'''

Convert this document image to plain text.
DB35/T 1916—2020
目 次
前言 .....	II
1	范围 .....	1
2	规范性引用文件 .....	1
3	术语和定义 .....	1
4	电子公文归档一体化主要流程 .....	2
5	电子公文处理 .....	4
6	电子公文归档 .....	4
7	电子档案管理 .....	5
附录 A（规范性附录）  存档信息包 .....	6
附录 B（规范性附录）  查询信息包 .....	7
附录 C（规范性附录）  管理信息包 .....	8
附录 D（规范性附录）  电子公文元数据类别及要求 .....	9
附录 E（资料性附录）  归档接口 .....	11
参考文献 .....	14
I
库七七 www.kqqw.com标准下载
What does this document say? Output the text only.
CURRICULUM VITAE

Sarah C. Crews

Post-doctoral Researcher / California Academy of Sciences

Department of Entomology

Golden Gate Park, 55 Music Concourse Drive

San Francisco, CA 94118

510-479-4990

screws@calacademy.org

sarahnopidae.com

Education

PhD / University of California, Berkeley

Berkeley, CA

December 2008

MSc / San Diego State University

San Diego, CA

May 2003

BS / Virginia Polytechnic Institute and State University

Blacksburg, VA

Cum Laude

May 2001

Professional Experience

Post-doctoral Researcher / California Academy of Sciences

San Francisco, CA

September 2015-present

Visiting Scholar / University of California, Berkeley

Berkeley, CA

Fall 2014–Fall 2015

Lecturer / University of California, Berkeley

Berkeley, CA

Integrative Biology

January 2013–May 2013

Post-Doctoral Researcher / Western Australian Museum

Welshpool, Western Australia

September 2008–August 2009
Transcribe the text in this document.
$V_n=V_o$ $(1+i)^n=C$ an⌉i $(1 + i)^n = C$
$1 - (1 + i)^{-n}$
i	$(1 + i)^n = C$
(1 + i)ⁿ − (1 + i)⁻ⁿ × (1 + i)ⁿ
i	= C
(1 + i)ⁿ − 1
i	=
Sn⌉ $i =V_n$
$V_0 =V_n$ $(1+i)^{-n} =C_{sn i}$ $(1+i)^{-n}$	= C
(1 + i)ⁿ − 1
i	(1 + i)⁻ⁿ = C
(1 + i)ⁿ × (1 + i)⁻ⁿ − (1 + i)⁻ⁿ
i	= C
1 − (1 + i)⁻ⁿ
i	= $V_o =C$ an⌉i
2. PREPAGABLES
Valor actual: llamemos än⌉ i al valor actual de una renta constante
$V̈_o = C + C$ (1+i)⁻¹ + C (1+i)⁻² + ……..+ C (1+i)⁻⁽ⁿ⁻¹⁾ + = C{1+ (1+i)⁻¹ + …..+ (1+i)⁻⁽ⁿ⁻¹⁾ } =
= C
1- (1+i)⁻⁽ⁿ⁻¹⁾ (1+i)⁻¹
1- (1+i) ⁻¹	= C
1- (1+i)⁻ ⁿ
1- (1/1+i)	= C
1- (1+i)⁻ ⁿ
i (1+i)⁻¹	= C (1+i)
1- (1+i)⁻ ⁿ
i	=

'''

Find the word "text" in the data and copy out each line where it turns up.

Convert this document image to plain text.
What does this document say? Output the text only.
Transcribe the text in this document.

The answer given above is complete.